_EXERCISE DETAILS:_ Wherever a line in the data below holds "Patients", copy that line.

Records excerpted from a collection
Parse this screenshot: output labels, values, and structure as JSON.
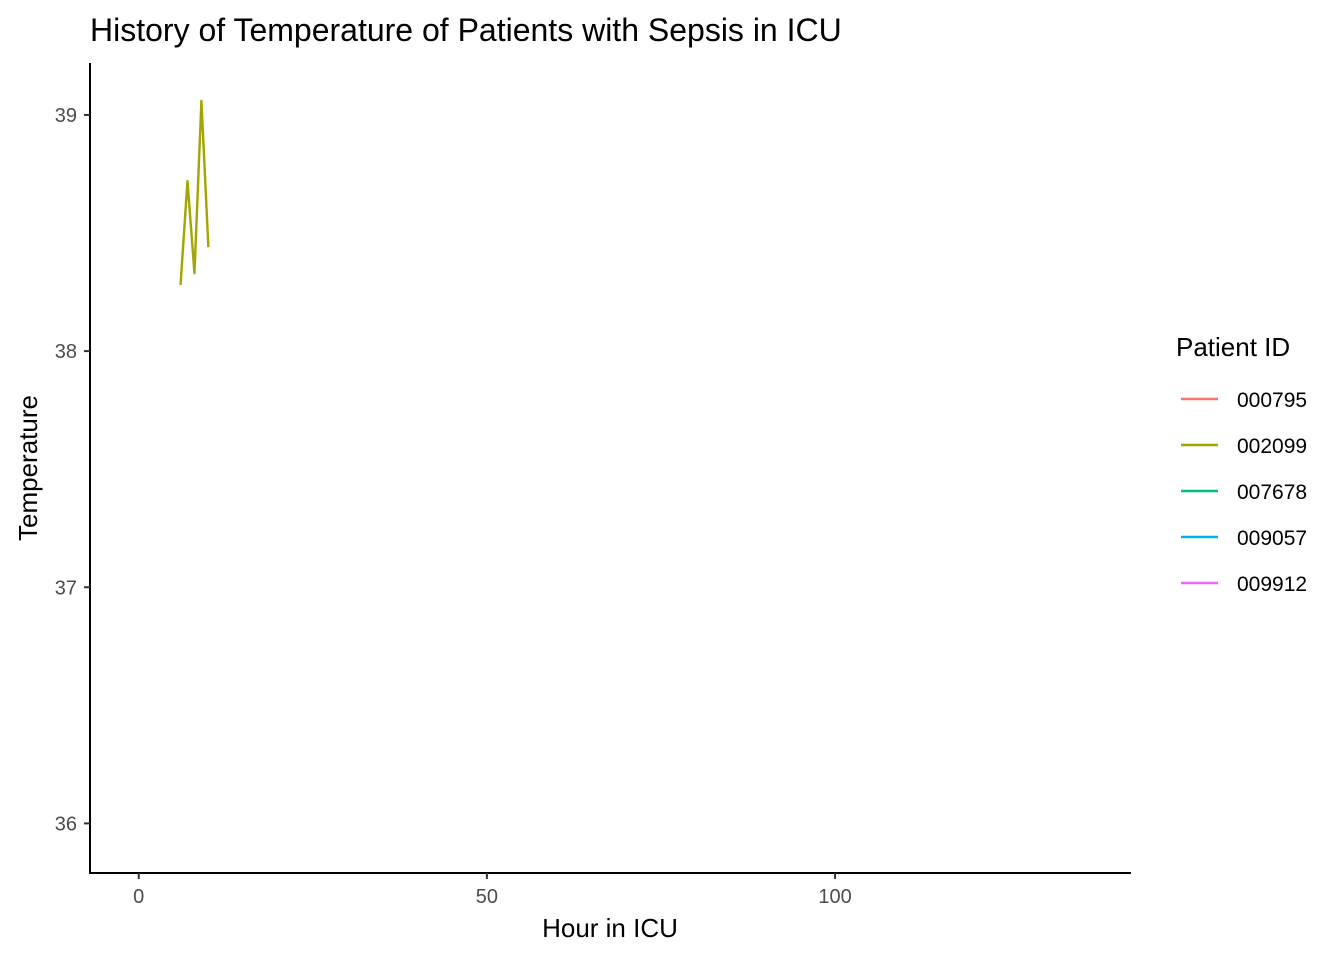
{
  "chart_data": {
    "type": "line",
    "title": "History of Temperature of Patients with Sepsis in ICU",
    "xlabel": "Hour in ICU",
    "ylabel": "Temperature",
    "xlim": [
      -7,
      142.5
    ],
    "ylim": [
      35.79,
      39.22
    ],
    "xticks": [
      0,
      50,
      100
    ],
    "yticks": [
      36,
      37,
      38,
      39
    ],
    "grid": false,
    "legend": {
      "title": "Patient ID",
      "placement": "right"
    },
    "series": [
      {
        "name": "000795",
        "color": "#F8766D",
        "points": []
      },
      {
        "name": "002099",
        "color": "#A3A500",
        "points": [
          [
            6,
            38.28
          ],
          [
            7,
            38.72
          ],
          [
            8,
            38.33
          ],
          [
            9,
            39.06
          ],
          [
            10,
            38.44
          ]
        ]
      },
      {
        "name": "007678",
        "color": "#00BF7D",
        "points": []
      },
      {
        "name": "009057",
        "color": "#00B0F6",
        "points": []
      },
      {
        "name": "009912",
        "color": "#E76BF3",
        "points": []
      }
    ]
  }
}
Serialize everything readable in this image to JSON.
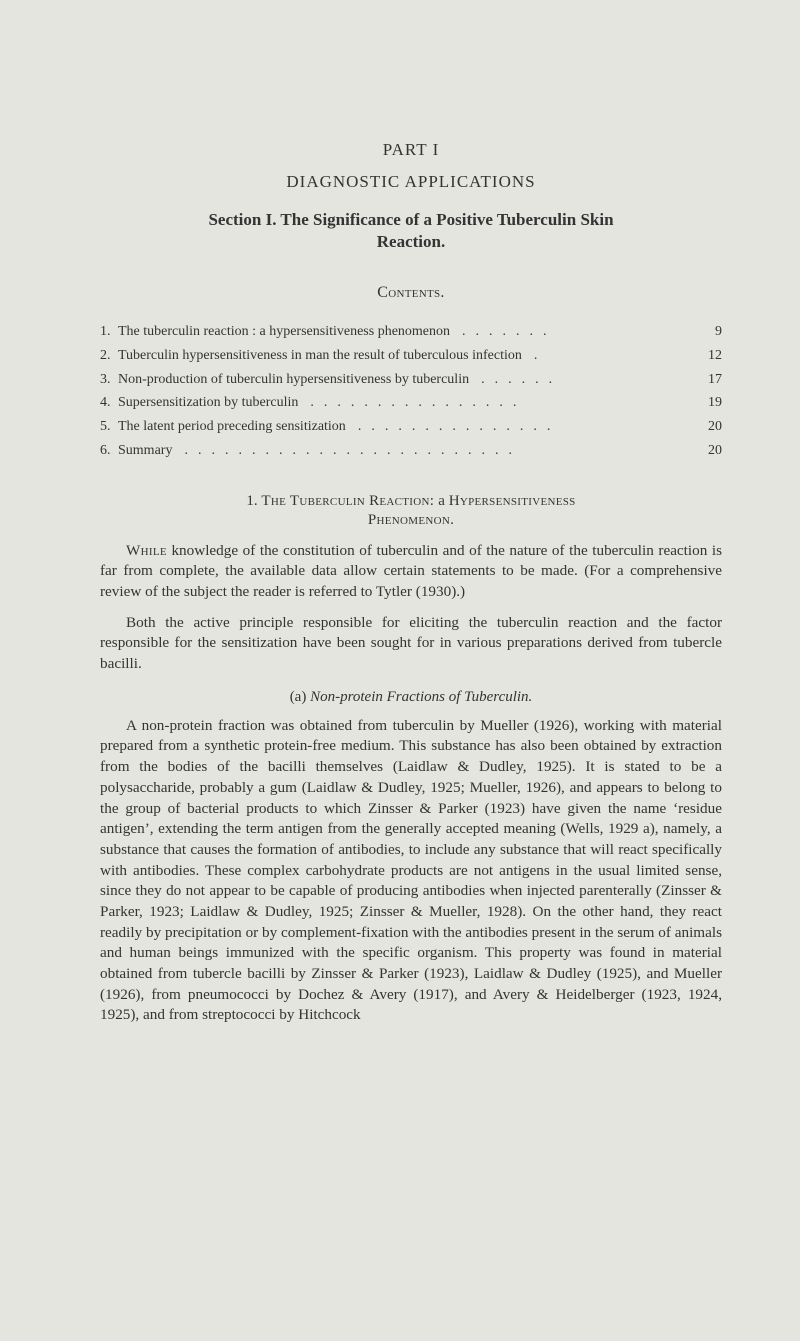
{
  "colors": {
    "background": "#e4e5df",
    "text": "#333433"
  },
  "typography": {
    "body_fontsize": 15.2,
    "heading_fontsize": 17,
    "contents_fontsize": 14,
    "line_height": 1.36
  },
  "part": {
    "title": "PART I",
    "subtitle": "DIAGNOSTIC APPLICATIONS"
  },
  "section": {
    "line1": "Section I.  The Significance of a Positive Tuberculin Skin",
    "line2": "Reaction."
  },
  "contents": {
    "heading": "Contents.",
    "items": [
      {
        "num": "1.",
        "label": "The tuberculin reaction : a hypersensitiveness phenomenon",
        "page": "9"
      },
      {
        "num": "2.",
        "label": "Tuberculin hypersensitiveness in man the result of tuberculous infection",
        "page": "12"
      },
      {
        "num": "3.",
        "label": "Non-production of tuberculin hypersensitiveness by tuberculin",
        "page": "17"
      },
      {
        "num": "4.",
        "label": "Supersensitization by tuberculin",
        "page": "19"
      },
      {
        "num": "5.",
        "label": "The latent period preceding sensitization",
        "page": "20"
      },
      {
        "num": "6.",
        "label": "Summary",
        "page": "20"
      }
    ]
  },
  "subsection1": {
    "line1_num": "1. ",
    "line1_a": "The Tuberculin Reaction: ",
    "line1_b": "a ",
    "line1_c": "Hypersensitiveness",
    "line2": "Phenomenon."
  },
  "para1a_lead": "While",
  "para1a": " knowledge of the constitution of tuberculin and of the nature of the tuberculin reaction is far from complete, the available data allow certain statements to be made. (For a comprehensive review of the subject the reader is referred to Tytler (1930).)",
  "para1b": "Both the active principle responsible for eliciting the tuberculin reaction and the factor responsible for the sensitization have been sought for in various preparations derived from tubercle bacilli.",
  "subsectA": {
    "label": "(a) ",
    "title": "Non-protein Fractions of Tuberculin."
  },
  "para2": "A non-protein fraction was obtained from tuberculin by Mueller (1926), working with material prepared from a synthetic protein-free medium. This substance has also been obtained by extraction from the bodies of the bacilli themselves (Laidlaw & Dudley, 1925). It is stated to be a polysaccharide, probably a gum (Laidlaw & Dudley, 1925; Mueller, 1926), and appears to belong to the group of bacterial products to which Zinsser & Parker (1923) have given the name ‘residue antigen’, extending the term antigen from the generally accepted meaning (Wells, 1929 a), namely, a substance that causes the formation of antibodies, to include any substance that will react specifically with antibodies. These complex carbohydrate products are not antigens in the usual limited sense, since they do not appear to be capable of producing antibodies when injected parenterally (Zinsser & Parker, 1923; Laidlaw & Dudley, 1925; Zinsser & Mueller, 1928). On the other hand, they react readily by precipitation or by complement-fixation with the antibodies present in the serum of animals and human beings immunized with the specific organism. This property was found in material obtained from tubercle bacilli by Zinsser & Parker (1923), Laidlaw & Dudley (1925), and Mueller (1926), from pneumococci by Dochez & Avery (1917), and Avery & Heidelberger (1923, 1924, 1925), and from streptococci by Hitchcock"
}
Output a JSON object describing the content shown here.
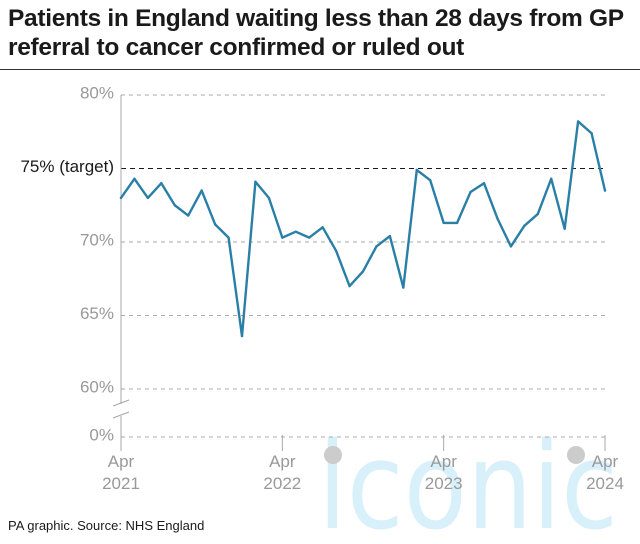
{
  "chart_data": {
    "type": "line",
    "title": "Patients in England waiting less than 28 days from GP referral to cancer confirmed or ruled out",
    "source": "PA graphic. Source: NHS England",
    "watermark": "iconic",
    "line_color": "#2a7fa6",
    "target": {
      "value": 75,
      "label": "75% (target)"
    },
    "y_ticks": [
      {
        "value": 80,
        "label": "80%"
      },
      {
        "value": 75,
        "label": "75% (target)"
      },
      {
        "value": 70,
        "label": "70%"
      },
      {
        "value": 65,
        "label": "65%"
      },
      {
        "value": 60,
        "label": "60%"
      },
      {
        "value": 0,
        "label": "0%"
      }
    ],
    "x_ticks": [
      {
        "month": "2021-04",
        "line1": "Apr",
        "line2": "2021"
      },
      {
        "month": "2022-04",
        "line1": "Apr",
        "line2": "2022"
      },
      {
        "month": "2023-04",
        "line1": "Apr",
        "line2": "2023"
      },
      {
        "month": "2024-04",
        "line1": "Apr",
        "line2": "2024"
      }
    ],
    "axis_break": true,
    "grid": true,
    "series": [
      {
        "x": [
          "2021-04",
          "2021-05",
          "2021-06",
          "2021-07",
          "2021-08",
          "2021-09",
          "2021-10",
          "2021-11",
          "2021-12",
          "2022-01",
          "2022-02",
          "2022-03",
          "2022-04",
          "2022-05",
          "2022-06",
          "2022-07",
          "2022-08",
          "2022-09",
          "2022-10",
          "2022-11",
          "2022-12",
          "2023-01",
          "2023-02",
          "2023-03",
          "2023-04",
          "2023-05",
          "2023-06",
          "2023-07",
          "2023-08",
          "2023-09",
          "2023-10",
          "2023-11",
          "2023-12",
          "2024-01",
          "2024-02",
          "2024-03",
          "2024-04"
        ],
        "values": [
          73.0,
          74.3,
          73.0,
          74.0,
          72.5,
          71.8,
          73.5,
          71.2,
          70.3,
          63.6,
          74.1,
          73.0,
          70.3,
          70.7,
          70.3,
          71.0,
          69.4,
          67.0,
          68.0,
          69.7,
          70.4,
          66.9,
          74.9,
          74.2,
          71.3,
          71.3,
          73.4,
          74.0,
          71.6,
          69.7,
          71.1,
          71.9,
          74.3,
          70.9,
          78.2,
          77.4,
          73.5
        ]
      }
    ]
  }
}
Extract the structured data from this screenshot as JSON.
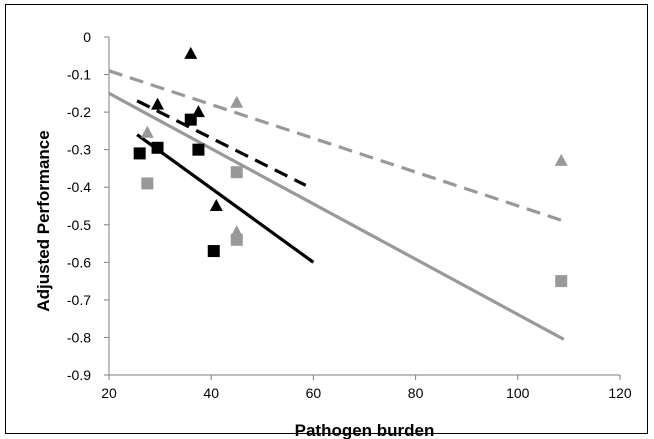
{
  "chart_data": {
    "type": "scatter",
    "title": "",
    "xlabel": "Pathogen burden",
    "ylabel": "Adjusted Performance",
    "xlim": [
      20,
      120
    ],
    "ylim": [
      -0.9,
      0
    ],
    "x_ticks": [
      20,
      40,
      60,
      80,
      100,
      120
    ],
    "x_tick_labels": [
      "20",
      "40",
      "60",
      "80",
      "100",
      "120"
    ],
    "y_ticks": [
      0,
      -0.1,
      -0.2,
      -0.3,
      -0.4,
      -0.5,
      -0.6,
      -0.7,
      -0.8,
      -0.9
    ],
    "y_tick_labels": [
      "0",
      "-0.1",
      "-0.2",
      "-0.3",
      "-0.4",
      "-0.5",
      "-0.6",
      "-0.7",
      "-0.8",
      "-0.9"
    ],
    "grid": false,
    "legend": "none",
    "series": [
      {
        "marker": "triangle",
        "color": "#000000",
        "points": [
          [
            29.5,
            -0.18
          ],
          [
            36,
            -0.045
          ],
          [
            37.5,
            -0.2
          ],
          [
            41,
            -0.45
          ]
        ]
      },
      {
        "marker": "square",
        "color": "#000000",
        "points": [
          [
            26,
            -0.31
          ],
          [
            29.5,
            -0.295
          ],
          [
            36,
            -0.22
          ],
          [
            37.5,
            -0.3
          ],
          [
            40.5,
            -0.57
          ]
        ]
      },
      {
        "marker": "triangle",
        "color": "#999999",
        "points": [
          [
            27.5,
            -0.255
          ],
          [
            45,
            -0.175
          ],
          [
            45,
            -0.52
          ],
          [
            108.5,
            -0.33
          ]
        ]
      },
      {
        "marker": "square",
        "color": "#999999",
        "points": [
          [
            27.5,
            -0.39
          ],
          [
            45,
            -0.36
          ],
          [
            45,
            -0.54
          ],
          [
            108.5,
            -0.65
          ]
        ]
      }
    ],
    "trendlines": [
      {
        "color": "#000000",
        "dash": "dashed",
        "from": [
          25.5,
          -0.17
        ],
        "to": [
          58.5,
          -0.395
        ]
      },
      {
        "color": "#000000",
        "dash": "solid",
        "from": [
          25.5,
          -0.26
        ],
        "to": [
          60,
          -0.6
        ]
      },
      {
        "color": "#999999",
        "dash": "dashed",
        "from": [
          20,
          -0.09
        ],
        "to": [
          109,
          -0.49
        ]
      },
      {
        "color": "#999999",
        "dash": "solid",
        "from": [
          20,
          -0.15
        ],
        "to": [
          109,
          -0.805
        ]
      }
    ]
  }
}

_ANSWER SPACE:_
    "title": "History of Temperature of Patients with Sepsis in ICU",
    "title": "Patients in England waiting less than 28 days from GP referral to cancer confirmed or ruled out",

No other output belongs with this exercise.